- _Stated task_
Locate the word "Adjusts" in the material, then show every line that holds it.

[START]

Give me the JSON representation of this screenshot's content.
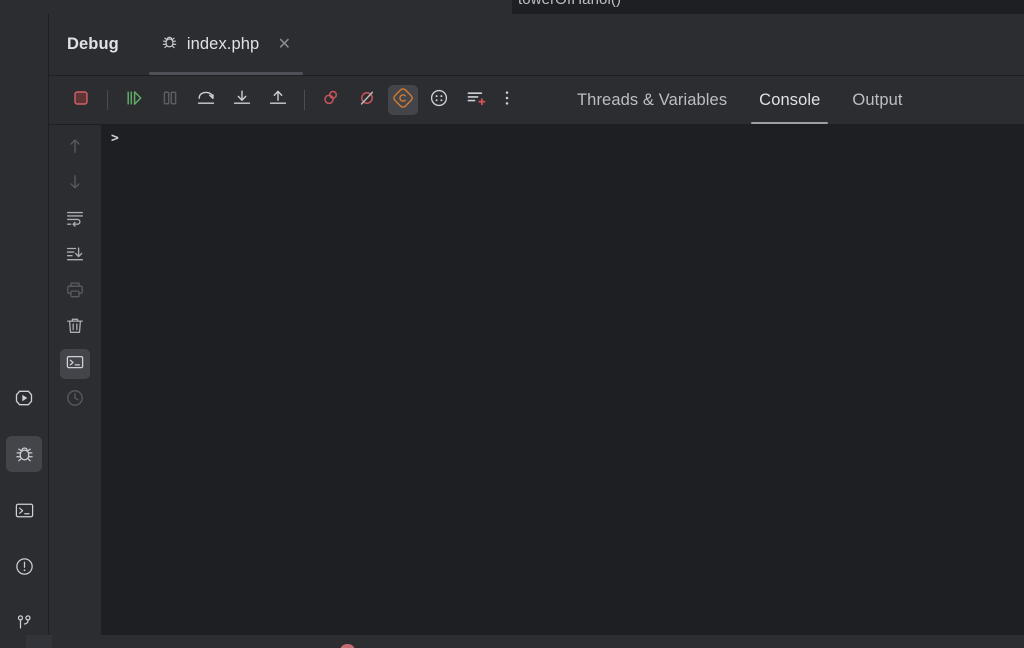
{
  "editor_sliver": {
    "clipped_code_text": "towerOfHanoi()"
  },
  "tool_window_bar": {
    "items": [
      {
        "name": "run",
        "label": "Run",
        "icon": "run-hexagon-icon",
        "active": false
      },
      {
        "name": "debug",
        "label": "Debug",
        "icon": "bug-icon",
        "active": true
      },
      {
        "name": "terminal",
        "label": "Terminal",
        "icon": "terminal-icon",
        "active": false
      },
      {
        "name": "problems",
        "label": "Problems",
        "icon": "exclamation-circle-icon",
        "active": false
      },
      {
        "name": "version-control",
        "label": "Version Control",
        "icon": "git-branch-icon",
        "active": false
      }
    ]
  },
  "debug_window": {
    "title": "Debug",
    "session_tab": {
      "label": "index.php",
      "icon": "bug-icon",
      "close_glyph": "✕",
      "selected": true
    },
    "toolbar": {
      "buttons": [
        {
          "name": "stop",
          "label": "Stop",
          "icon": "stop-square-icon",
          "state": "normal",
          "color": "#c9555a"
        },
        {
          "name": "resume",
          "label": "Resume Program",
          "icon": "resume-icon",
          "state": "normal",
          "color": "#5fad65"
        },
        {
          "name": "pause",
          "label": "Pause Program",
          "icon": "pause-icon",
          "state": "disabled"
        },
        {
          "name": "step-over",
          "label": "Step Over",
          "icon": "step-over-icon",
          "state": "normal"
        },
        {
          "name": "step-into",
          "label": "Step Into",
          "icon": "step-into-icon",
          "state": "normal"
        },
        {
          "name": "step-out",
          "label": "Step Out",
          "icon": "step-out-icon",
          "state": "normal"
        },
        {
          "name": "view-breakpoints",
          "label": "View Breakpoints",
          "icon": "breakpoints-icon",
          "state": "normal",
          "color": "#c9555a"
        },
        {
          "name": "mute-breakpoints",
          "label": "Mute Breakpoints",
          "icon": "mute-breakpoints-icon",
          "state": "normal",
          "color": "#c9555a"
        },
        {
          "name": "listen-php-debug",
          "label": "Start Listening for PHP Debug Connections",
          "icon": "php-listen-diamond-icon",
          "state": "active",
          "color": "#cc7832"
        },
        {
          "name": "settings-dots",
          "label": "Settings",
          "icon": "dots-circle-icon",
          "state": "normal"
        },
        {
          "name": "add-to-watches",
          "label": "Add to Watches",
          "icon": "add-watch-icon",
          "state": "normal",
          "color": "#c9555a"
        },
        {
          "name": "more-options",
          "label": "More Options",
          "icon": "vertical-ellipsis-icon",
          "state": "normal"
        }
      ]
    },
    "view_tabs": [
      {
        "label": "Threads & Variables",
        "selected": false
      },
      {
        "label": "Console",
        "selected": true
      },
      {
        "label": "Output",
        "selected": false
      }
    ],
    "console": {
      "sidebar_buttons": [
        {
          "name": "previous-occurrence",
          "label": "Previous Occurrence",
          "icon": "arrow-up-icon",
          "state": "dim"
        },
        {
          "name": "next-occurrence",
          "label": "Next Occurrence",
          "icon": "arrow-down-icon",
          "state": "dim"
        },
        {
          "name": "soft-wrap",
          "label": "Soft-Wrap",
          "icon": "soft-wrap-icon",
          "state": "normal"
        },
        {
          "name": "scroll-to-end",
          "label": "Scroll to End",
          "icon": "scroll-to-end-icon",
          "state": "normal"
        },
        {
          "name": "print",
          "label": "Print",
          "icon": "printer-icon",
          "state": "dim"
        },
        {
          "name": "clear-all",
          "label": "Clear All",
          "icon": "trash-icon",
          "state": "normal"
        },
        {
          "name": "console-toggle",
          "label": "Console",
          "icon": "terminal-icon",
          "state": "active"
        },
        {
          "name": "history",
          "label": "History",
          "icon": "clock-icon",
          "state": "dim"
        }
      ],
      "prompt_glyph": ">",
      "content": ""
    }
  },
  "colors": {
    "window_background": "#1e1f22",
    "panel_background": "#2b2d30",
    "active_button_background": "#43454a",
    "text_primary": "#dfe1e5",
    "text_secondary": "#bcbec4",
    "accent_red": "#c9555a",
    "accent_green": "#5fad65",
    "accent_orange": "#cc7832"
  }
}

[END]
[START]

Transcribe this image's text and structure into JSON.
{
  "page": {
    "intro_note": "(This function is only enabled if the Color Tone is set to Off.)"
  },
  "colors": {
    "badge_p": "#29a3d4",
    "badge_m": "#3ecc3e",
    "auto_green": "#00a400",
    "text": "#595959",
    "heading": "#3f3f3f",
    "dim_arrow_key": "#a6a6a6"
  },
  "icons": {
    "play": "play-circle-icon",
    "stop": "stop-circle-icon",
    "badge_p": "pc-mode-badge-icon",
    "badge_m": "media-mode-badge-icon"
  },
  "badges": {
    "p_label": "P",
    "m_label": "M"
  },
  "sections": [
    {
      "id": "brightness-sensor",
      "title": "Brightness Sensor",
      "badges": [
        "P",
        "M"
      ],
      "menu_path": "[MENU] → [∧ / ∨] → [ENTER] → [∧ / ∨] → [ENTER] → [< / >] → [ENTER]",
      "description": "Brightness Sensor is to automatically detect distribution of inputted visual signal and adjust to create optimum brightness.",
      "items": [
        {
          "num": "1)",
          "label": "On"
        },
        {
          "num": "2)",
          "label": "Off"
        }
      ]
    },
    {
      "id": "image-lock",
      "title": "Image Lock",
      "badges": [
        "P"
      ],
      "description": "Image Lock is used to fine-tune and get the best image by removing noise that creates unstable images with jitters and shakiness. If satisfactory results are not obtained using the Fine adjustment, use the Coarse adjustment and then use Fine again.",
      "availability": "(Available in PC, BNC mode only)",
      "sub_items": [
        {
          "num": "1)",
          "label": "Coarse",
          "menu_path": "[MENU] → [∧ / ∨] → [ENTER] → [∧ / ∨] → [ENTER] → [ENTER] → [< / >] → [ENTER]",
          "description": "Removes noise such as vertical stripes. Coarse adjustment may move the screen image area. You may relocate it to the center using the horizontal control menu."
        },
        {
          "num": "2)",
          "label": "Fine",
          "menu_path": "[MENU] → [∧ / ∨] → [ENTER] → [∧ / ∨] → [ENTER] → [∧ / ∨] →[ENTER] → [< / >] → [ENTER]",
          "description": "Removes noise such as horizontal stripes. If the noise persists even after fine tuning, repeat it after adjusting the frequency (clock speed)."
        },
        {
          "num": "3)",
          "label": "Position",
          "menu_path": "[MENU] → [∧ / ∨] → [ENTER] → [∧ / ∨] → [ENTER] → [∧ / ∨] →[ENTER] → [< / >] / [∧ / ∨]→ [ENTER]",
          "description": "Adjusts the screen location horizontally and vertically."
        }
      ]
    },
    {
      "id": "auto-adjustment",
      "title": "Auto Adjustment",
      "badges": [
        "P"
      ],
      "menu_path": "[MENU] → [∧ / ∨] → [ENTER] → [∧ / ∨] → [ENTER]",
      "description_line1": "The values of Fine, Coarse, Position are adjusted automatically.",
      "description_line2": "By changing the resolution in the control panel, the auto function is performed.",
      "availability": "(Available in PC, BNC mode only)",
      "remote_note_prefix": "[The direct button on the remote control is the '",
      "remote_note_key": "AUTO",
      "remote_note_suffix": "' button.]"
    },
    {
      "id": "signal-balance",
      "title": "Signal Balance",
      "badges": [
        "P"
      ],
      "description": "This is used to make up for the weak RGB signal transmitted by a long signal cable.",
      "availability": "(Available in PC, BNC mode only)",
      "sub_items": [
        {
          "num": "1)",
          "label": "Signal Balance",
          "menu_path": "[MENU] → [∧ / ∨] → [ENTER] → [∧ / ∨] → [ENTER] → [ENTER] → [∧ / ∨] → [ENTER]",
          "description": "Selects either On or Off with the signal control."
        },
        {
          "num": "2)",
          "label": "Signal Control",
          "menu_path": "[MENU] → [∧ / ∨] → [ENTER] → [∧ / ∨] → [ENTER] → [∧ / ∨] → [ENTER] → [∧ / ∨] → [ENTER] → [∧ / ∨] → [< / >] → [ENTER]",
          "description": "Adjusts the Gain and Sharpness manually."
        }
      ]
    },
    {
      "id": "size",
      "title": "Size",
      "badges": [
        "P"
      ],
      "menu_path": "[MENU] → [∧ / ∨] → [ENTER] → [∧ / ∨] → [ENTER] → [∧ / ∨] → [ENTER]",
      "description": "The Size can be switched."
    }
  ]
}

[END]

- _Exercise output_
          "description": "Adjusts the screen location horizontally and vertically."
          "description": "Adjusts the Gain and Sharpness manually."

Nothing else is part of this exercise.